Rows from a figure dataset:
-- begin --
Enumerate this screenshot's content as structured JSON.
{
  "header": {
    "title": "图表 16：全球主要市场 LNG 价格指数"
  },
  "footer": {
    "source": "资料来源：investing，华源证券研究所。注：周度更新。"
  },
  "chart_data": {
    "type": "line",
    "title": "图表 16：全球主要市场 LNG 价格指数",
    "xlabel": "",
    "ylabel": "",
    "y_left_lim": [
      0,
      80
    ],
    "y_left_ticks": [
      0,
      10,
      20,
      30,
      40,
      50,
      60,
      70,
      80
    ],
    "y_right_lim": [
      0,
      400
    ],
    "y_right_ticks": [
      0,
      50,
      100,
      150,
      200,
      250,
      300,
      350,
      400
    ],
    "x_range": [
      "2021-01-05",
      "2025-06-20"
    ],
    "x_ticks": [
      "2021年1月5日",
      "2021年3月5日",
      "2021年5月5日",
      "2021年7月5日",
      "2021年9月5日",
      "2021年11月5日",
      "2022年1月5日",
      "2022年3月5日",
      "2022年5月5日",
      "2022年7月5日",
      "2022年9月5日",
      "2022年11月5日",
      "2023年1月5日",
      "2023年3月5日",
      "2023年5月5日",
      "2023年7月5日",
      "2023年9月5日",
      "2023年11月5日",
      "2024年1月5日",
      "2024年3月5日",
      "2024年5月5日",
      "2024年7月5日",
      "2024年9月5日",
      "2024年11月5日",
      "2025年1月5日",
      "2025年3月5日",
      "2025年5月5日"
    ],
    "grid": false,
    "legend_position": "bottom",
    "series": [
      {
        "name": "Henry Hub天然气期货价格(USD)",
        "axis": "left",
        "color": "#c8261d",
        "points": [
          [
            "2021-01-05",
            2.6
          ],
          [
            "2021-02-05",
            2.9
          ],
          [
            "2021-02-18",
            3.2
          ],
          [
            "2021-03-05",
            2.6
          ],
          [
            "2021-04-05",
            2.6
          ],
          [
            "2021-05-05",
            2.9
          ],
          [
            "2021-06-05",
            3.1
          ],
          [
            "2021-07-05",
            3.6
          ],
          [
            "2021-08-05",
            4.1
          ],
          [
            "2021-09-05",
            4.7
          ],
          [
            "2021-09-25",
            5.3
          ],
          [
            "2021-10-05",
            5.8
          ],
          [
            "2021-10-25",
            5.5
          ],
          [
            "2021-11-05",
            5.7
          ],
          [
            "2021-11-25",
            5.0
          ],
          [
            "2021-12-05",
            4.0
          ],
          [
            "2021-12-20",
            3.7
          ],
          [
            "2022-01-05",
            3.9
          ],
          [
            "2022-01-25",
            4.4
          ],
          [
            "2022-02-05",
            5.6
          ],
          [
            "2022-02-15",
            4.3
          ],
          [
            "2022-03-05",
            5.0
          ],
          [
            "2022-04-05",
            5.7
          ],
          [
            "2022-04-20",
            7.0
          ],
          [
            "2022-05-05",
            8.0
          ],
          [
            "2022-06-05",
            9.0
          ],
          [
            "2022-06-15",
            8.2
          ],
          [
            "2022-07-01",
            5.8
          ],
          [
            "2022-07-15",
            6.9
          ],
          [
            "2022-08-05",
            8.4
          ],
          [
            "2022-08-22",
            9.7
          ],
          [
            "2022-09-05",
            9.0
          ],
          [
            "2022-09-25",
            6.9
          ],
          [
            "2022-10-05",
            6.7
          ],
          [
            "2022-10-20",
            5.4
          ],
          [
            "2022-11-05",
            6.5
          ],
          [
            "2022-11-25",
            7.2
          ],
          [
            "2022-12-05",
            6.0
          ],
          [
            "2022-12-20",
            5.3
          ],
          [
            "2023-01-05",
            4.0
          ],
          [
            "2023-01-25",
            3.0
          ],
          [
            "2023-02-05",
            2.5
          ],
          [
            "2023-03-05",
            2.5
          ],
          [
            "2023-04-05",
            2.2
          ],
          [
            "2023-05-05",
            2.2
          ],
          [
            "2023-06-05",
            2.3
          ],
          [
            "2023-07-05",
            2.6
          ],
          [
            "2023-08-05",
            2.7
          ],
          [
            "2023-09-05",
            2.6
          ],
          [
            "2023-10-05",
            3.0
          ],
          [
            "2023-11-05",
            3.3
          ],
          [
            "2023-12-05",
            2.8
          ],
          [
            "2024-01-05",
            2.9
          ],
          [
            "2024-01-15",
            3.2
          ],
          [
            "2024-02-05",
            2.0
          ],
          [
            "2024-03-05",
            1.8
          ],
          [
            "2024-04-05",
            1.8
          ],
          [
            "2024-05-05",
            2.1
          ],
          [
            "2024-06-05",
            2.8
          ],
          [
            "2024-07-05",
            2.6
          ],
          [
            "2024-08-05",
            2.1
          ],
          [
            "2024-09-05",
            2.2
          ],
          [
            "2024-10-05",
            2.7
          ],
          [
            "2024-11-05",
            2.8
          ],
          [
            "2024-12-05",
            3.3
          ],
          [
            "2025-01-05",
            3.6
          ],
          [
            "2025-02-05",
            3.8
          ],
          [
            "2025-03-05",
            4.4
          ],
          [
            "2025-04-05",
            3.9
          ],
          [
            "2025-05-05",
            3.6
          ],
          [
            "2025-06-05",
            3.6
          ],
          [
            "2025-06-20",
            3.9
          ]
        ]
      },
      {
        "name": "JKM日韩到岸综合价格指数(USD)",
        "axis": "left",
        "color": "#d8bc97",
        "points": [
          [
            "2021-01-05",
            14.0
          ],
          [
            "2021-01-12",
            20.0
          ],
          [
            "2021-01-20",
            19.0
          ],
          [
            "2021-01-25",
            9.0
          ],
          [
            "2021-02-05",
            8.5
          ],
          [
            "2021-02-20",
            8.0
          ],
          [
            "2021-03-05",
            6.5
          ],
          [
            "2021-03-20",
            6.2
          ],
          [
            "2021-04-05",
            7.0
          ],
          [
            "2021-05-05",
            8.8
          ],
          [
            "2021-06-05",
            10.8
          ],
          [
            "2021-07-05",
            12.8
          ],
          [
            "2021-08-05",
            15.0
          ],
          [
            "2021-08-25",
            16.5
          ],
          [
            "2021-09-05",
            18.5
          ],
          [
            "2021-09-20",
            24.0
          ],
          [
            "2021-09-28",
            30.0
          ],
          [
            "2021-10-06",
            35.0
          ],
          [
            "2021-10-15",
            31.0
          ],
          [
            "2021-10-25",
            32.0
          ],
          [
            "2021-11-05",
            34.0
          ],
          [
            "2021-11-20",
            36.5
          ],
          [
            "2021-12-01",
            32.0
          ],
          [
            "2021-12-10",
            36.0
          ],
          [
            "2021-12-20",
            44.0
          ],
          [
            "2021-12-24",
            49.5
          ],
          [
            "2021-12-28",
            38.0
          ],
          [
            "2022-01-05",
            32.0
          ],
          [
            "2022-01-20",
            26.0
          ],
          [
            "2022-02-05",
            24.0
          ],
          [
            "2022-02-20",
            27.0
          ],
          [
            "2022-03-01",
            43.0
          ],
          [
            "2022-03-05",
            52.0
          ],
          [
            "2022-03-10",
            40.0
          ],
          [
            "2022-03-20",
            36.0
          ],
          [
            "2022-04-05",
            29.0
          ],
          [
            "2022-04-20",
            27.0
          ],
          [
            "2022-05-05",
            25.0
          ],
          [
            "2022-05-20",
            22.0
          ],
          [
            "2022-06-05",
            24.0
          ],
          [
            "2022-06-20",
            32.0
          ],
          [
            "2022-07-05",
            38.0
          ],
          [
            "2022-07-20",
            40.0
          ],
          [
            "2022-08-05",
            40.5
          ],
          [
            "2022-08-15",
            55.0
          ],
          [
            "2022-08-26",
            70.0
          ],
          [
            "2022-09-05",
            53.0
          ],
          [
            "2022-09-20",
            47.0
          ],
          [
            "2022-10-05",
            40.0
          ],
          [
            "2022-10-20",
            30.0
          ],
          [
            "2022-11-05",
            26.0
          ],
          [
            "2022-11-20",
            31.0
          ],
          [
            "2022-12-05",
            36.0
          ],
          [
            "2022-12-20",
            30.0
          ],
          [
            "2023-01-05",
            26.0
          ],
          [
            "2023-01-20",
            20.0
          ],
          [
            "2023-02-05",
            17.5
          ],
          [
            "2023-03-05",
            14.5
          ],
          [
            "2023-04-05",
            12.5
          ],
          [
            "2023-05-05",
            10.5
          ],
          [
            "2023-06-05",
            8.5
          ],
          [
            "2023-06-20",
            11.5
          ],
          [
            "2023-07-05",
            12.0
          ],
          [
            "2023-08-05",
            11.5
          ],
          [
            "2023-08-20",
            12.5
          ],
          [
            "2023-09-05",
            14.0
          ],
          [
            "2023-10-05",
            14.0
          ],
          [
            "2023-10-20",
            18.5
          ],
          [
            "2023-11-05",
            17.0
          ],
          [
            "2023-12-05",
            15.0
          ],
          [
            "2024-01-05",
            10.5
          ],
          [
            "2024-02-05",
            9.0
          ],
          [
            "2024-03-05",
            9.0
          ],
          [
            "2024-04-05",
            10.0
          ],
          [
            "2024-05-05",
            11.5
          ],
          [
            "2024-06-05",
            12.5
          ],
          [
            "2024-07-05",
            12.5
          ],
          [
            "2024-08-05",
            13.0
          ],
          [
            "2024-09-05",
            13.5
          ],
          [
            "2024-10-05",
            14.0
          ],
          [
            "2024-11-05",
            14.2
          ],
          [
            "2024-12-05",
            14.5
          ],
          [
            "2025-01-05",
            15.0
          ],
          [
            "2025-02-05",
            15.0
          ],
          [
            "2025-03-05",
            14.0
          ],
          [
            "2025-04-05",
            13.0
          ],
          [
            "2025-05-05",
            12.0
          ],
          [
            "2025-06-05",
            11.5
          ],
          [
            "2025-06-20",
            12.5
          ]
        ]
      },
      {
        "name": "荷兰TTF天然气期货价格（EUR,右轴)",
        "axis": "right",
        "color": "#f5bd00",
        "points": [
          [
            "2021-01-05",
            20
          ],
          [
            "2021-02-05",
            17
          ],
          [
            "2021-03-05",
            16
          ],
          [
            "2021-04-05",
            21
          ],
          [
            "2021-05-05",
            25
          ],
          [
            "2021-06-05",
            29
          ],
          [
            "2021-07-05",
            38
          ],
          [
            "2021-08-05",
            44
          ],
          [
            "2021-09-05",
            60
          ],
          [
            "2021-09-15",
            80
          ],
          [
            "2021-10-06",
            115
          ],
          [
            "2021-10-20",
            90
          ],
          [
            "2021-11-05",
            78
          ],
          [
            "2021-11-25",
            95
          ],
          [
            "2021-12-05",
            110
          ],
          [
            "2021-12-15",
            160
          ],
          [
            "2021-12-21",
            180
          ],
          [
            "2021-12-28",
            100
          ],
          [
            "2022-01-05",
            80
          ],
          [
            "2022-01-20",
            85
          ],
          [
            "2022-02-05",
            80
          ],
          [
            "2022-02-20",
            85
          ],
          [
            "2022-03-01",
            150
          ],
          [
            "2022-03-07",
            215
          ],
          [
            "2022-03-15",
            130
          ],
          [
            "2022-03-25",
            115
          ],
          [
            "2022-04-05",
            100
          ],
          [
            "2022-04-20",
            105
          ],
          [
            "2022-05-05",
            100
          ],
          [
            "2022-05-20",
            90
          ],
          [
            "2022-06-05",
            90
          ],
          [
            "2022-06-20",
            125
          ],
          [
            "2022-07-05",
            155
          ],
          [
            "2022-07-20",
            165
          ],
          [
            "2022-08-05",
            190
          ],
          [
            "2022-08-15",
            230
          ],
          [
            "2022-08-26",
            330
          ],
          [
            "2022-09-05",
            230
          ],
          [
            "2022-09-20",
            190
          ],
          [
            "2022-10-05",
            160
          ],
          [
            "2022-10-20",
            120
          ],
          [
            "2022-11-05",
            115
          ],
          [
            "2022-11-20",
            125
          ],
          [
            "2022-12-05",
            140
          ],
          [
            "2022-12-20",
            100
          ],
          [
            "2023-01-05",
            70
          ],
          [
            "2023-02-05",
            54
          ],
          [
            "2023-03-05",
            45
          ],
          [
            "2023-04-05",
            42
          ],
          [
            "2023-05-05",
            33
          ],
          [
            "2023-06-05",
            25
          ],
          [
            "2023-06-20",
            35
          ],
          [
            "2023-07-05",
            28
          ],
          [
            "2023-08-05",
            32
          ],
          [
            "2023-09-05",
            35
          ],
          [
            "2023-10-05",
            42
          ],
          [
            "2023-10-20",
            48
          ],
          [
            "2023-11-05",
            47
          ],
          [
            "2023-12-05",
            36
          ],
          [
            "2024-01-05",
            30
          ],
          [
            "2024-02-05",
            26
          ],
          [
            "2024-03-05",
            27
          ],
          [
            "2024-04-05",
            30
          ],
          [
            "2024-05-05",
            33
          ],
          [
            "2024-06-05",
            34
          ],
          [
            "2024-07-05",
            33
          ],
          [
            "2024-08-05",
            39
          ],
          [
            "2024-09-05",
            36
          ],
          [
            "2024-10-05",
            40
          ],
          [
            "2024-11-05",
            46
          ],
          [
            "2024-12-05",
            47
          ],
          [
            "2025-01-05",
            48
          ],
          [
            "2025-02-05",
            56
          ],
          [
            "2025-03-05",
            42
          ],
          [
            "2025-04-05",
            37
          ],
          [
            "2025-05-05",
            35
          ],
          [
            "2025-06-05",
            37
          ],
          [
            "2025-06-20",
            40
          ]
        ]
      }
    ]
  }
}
-- end --
EXERCISE INSTRUCTIONS >> Search the listing above for the string "全球主要市场". Copy every line that contains it.

RESULT FOR THIS TASK >>
    "title": "图表 16：全球主要市场 LNG 价格指数"
    "title": "图表 16：全球主要市场 LNG 价格指数",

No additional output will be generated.